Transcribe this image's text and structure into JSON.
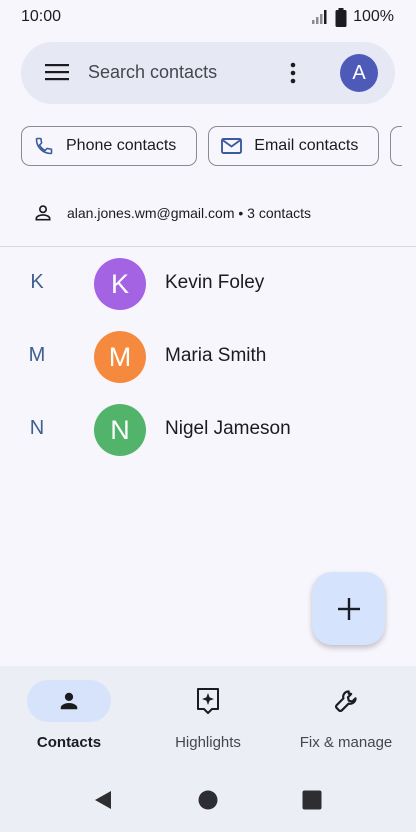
{
  "status_bar": {
    "time": "10:00",
    "battery": "100%"
  },
  "search": {
    "placeholder": "Search contacts",
    "avatar_letter": "A",
    "avatar_color": "#4e5ab8"
  },
  "chips": [
    {
      "label": "Phone contacts",
      "icon": "phone-icon"
    },
    {
      "label": "Email contacts",
      "icon": "mail-icon"
    }
  ],
  "account": {
    "text": "alan.jones.wm@gmail.com • 3 contacts",
    "icon": "person-outline-icon"
  },
  "contacts": [
    {
      "letter": "K",
      "initial": "K",
      "name": "Kevin Foley",
      "color": "#a463e3"
    },
    {
      "letter": "M",
      "initial": "M",
      "name": "Maria Smith",
      "color": "#f58a3f"
    },
    {
      "letter": "N",
      "initial": "N",
      "name": "Nigel Jameson",
      "color": "#52b46a"
    }
  ],
  "fab": {
    "icon": "plus-icon"
  },
  "bottom_nav": [
    {
      "label": "Contacts",
      "icon": "person-icon",
      "active": true
    },
    {
      "label": "Highlights",
      "icon": "highlights-icon",
      "active": false
    },
    {
      "label": "Fix & manage",
      "icon": "wrench-icon",
      "active": false
    }
  ],
  "system_nav": [
    "back-icon",
    "home-icon",
    "recents-icon"
  ]
}
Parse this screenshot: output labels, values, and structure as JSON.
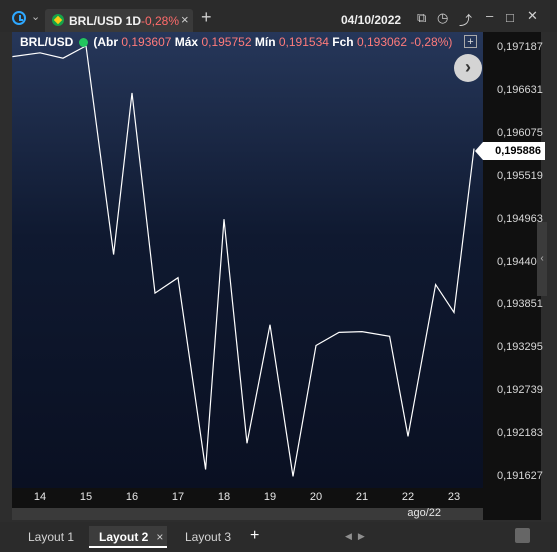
{
  "window": {
    "tab": {
      "symbol": "BRL/USD 1D",
      "change": "-0,28%"
    },
    "date": "04/10/2022",
    "icons": [
      "clock-icon",
      "chevron-down-icon",
      "brazil-flag-icon",
      "close-icon",
      "add-tab-icon",
      "copy-window-icon",
      "history-icon",
      "trend-icon",
      "minimize-icon",
      "maximize-icon",
      "close-window-icon"
    ]
  },
  "header": {
    "symbol": "BRL/USD",
    "open_label": "(Abr",
    "open": "0,193607",
    "high_label": "Máx",
    "high": "0,195752",
    "low_label": "Mín",
    "low": "0,191534",
    "close_label": "Fch",
    "close": "0,193062",
    "change": "-0,28%)"
  },
  "price_tag": "0,195886",
  "month_label": "ago/22",
  "chart_data": {
    "type": "line",
    "x": [
      "13.4",
      "14",
      "14.5",
      "15",
      "15.6",
      "16",
      "16.5",
      "17",
      "17.6",
      "18",
      "18.5",
      "19",
      "19.5",
      "20",
      "20.5",
      "21",
      "21.6",
      "22",
      "22.6",
      "23"
    ],
    "series": [
      {
        "values": [
          0.19708,
          0.19713,
          0.19706,
          0.19722,
          0.19451,
          0.19661,
          0.19401,
          0.19421,
          0.19172,
          0.19497,
          0.19206,
          0.1936,
          0.19163,
          0.19333,
          0.1935,
          0.19351,
          0.19345,
          0.19215,
          0.19412,
          0.19376
        ]
      }
    ],
    "last_value": 0.195886,
    "x_tick_labels": [
      "14",
      "15",
      "16",
      "17",
      "18",
      "19",
      "20",
      "21",
      "22",
      "23"
    ],
    "y_tick_labels": [
      "0,197187",
      "0,196631",
      "0,196075",
      "0,195519",
      "0,194963",
      "0,194407",
      "0,193851",
      "0,193295",
      "0,192739",
      "0,192183",
      "0,191627"
    ],
    "ylim": [
      0.19148,
      0.1974
    ],
    "colors": {
      "line": "#ffffff",
      "background_top": "#26375a",
      "background_bottom": "#0a1022"
    }
  },
  "bottom_tabs": [
    {
      "label": "Layout 1",
      "active": false
    },
    {
      "label": "Layout 2",
      "active": true
    },
    {
      "label": "Layout 3",
      "active": false
    }
  ]
}
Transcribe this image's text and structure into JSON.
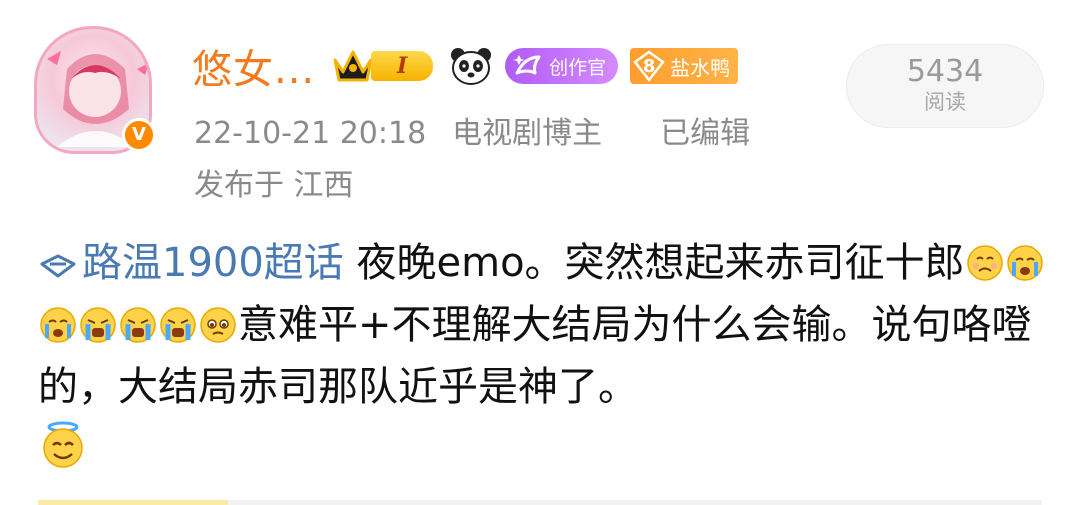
{
  "user": {
    "name": "悠女...",
    "vip_level_label": "I",
    "creator_badge": "创作官",
    "fan_badge_level": "8",
    "fan_badge_name": "盐水鸭"
  },
  "reads": {
    "count": "5434",
    "label": "阅读"
  },
  "meta": {
    "timestamp": "22-10-21 20:18",
    "role": "电视剧博主",
    "edited": "已编辑",
    "location": "发布于 江西"
  },
  "post": {
    "topic": "路温1900超话",
    "text_part1": " 夜晚emo。突然想起来赤司征十郎",
    "text_part2": "意难平+不理解大结局为什么会输。说句咯噔的，大结局赤司那队近乎是神了。"
  },
  "icons": {
    "verified": "verified-v-icon",
    "crown": "crown-icon",
    "panda": "panda-icon",
    "creator": "creator-sparkle-icon",
    "topic": "diamond-topic-icon"
  },
  "colors": {
    "username": "#f37a1f",
    "topic": "#4a7ab3",
    "creator_badge": "#b05cf5",
    "fan_badge": "#ff9d2e",
    "verified": "#ff8a00"
  }
}
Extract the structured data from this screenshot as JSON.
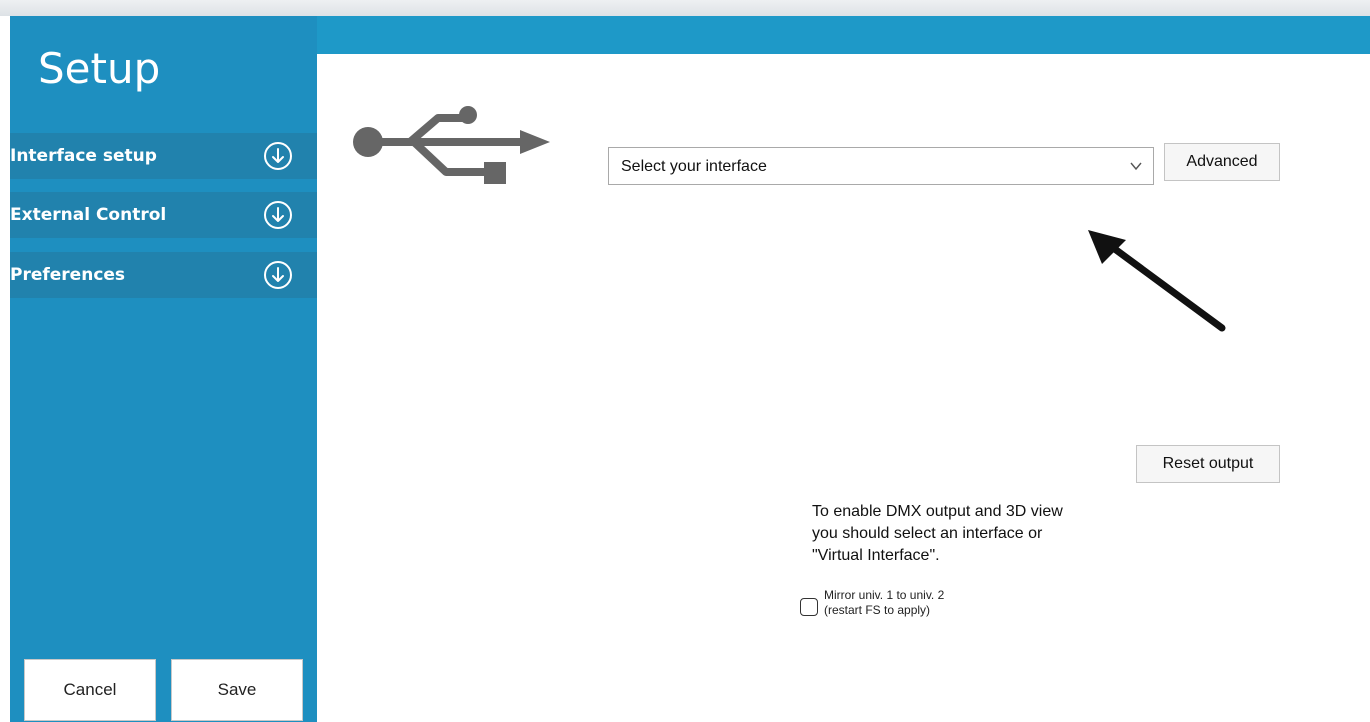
{
  "sidebar": {
    "title": "Setup",
    "items": [
      {
        "label": "Interface setup",
        "icon": "circle-arrow-down-icon"
      },
      {
        "label": "External Control",
        "icon": "circle-arrow-down-icon"
      },
      {
        "label": "Preferences",
        "icon": "circle-arrow-down-icon"
      }
    ],
    "cancel_label": "Cancel",
    "save_label": "Save"
  },
  "main": {
    "usb_icon": "usb-icon",
    "interface_select": {
      "value": "Select your interface"
    },
    "advanced_label": "Advanced",
    "reset_output_label": "Reset output",
    "hint_lines": [
      "To enable DMX output and 3D view",
      "you should select an interface or",
      "\"Virtual Interface\"."
    ],
    "mirror": {
      "checked": false,
      "line1": "Mirror univ. 1 to univ. 2",
      "line2": "(restart FS to apply)"
    }
  },
  "annotation": {
    "icon": "arrow-pointer-icon"
  },
  "colors": {
    "sidebar": "#1e8fc0",
    "sidebar_item": "#2182ad",
    "topbar": "#1e99c8"
  }
}
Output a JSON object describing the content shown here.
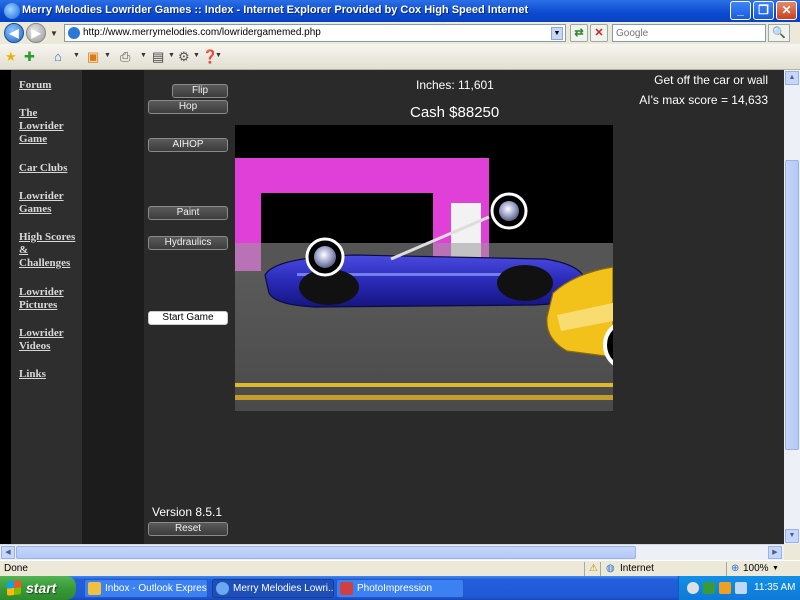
{
  "window": {
    "title": "Merry Melodies Lowrider Games :: Index - Internet Explorer Provided by Cox High Speed Internet",
    "minimize": "_",
    "maximize": "❐",
    "close": "✕"
  },
  "address_bar": {
    "url": "http://www.merrymelodies.com/lowridergamemed.php",
    "search_placeholder": "Google"
  },
  "sidebar": {
    "links": [
      "Forum",
      "The Lowrider Game",
      "Car Clubs",
      "Lowrider Games",
      "High Scores & Challenges",
      "Lowrider Pictures",
      "Lowrider Videos",
      "Links"
    ]
  },
  "game": {
    "buttons": {
      "flip": "Flip",
      "hop": "Hop",
      "aihop": "AIHOP",
      "paint": "Paint",
      "hydraulics": "Hydraulics",
      "start": "Start Game",
      "reset": "Reset"
    },
    "inches": "Inches: 11,601",
    "cash": "Cash $88250",
    "message": "Get off the car or wall",
    "ai_score": "AI's max score = 14,633",
    "version": "Version 8.5.1"
  },
  "status": {
    "text": "Done",
    "zone": "Internet",
    "zoom": "100%"
  },
  "taskbar": {
    "start": "start",
    "items": [
      "Inbox - Outlook Express",
      "Merry Melodies Lowri...",
      "PhotoImpression"
    ],
    "clock": "11:35 AM"
  },
  "colors": {
    "sidebar_bg": "#2e2e2e",
    "game_bg": "#2a2a2a",
    "wall_pink": "#e040d8",
    "car_blue": "#2a2ab8",
    "car_yellow": "#f2c21a",
    "taskbar_blue": "#245edb"
  }
}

*Written exercise*. Which lines hold the string "this"? Copy all of them from the data above.

*Task solution*.
Transcribe this image's text and structure into JSON.
Parse this screenshot: output labels, values, and structure as JSON.
Transcribe this image's text and structure into JSON.
Extract the structured data from this screenshot as JSON.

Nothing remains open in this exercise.